Data records
------------------------

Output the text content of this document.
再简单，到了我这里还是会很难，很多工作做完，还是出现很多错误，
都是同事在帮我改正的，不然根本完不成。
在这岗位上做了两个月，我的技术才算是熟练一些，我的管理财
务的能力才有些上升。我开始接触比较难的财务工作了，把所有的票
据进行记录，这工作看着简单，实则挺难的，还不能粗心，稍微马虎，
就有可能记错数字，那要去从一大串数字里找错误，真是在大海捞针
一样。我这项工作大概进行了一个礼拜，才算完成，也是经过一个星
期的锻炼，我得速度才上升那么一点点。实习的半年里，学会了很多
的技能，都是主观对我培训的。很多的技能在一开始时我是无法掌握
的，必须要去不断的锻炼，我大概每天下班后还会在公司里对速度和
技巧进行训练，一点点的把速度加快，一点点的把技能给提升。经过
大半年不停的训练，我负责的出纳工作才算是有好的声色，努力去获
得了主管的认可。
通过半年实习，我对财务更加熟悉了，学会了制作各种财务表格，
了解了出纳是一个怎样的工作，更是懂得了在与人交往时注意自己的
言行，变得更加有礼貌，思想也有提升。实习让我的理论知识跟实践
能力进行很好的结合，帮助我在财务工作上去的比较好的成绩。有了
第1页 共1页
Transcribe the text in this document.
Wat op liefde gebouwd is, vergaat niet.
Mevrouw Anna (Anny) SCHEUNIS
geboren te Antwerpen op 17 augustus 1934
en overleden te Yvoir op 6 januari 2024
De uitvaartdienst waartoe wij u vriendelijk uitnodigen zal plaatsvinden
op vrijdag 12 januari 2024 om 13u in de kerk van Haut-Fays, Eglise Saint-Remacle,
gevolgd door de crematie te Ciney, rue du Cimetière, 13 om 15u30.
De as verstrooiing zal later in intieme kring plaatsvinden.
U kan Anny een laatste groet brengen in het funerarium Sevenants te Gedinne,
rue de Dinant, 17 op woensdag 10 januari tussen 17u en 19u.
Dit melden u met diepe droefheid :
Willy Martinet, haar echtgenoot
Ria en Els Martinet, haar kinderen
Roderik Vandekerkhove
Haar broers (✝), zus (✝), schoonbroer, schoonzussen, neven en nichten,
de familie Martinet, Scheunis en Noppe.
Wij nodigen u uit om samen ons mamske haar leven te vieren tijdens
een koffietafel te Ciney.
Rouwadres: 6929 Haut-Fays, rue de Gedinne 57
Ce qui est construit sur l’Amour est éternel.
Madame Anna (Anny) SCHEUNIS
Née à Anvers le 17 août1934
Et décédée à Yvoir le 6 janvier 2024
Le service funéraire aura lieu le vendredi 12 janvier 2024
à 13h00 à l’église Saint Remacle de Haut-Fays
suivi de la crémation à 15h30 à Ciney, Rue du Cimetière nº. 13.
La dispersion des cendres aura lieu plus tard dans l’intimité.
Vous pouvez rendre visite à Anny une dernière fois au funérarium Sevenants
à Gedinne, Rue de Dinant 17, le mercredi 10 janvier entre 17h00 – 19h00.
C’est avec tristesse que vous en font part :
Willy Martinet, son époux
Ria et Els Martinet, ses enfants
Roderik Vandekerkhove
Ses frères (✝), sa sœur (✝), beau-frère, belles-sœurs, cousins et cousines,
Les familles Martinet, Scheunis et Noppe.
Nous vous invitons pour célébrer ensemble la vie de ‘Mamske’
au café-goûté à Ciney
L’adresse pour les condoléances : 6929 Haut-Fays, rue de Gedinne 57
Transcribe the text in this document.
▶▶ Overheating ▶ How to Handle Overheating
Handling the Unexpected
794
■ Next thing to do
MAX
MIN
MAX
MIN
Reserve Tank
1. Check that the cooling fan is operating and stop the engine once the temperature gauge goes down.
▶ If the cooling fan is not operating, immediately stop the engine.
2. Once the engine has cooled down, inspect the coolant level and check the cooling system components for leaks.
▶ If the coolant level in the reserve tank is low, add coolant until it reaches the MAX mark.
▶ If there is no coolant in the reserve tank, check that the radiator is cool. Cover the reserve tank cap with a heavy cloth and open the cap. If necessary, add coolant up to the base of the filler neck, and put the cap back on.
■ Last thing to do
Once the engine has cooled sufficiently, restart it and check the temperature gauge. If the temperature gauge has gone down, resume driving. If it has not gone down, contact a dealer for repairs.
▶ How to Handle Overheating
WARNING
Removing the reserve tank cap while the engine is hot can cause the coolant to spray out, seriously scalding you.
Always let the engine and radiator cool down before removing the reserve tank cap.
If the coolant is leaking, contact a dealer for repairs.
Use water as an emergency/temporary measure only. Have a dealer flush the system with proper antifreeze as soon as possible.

------------------------

### Prompt
Every entry should be printed again exactly as it stands.

### Response to this task
Output the text content of this document.
再简单，到了我这里还是会很难，很多工作做完，还是出现很多错误，
都是同事在帮我改正的，不然根本完不成。
在这岗位上做了两个月，我的技术才算是熟练一些，我的管理财
务的能力才有些上升。我开始接触比较难的财务工作了，把所有的票
据进行记录，这工作看着简单，实则挺难的，还不能粗心，稍微马虎，
就有可能记错数字，那要去从一大串数字里找错误，真是在大海捞针
一样。我这项工作大概进行了一个礼拜，才算完成，也是经过一个星
期的锻炼，我得速度才上升那么一点点。实习的半年里，学会了很多
的技能，都是主观对我培训的。很多的技能在一开始时我是无法掌握
的，必须要去不断的锻炼，我大概每天下班后还会在公司里对速度和
技巧进行训练，一点点的把速度加快，一点点的把技能给提升。经过
大半年不停的训练，我负责的出纳工作才算是有好的声色，努力去获
得了主管的认可。
通过半年实习，我对财务更加熟悉了，学会了制作各种财务表格，
了解了出纳是一个怎样的工作，更是懂得了在与人交往时注意自己的
言行，变得更加有礼貌，思想也有提升。实习让我的理论知识跟实践
能力进行很好的结合，帮助我在财务工作上去的比较好的成绩。有了
第1页 共1页
Transcribe the text in this document.
Wat op liefde gebouwd is, vergaat niet.
Mevrouw Anna (Anny) SCHEUNIS
geboren te Antwerpen op 17 augustus 1934
en overleden te Yvoir op 6 januari 2024
De uitvaartdienst waartoe wij u vriendelijk uitnodigen zal plaatsvinden
op vrijdag 12 januari 2024 om 13u in de kerk van Haut-Fays, Eglise Saint-Remacle,
gevolgd door de crematie te Ciney, rue du Cimetière, 13 om 15u30.
De as verstrooiing zal later in intieme kring plaatsvinden.
U kan Anny een laatste groet brengen in het funerarium Sevenants te Gedinne,
rue de Dinant, 17 op woensdag 10 januari tussen 17u en 19u.
Dit melden u met diepe droefheid :
Willy Martinet, haar echtgenoot
Ria en Els Martinet, haar kinderen
Roderik Vandekerkhove
Haar broers (✝), zus (✝), schoonbroer, schoonzussen, neven en nichten,
de familie Martinet, Scheunis en Noppe.
Wij nodigen u uit om samen ons mamske haar leven te vieren tijdens
een koffietafel te Ciney.
Rouwadres: 6929 Haut-Fays, rue de Gedinne 57
Ce qui est construit sur l’Amour est éternel.
Madame Anna (Anny) SCHEUNIS
Née à Anvers le 17 août1934
Et décédée à Yvoir le 6 janvier 2024
Le service funéraire aura lieu le vendredi 12 janvier 2024
à 13h00 à l’église Saint Remacle de Haut-Fays
suivi de la crémation à 15h30 à Ciney, Rue du Cimetière nº. 13.
La dispersion des cendres aura lieu plus tard dans l’intimité.
Vous pouvez rendre visite à Anny une dernière fois au funérarium Sevenants
à Gedinne, Rue de Dinant 17, le mercredi 10 janvier entre 17h00 – 19h00.
C’est avec tristesse que vous en font part :
Willy Martinet, son époux
Ria et Els Martinet, ses enfants
Roderik Vandekerkhove
Ses frères (✝), sa sœur (✝), beau-frère, belles-sœurs, cousins et cousines,
Les familles Martinet, Scheunis et Noppe.
Nous vous invitons pour célébrer ensemble la vie de ‘Mamske’
au café-goûté à Ciney
L’adresse pour les condoléances : 6929 Haut-Fays, rue de Gedinne 57
Transcribe the text in this document.
▶▶ Overheating ▶ How to Handle Overheating
Handling the Unexpected
794
■ Next thing to do
MAX
MIN
MAX
MIN
Reserve Tank
1. Check that the cooling fan is operating and stop the engine once the temperature gauge goes down.
▶ If the cooling fan is not operating, immediately stop the engine.
2. Once the engine has cooled down, inspect the coolant level and check the cooling system components for leaks.
▶ If the coolant level in the reserve tank is low, add coolant until it reaches the MAX mark.
▶ If there is no coolant in the reserve tank, check that the radiator is cool. Cover the reserve tank cap with a heavy cloth and open the cap. If necessary, add coolant up to the base of the filler neck, and put the cap back on.
■ Last thing to do
Once the engine has cooled sufficiently, restart it and check the temperature gauge. If the temperature gauge has gone down, resume driving. If it has not gone down, contact a dealer for repairs.
▶ How to Handle Overheating
WARNING
Removing the reserve tank cap while the engine is hot can cause the coolant to spray out, seriously scalding you.
Always let the engine and radiator cool down before removing the reserve tank cap.
If the coolant is leaking, contact a dealer for repairs.
Use water as an emergency/temporary measure only. Have a dealer flush the system with proper antifreeze as soon as possible.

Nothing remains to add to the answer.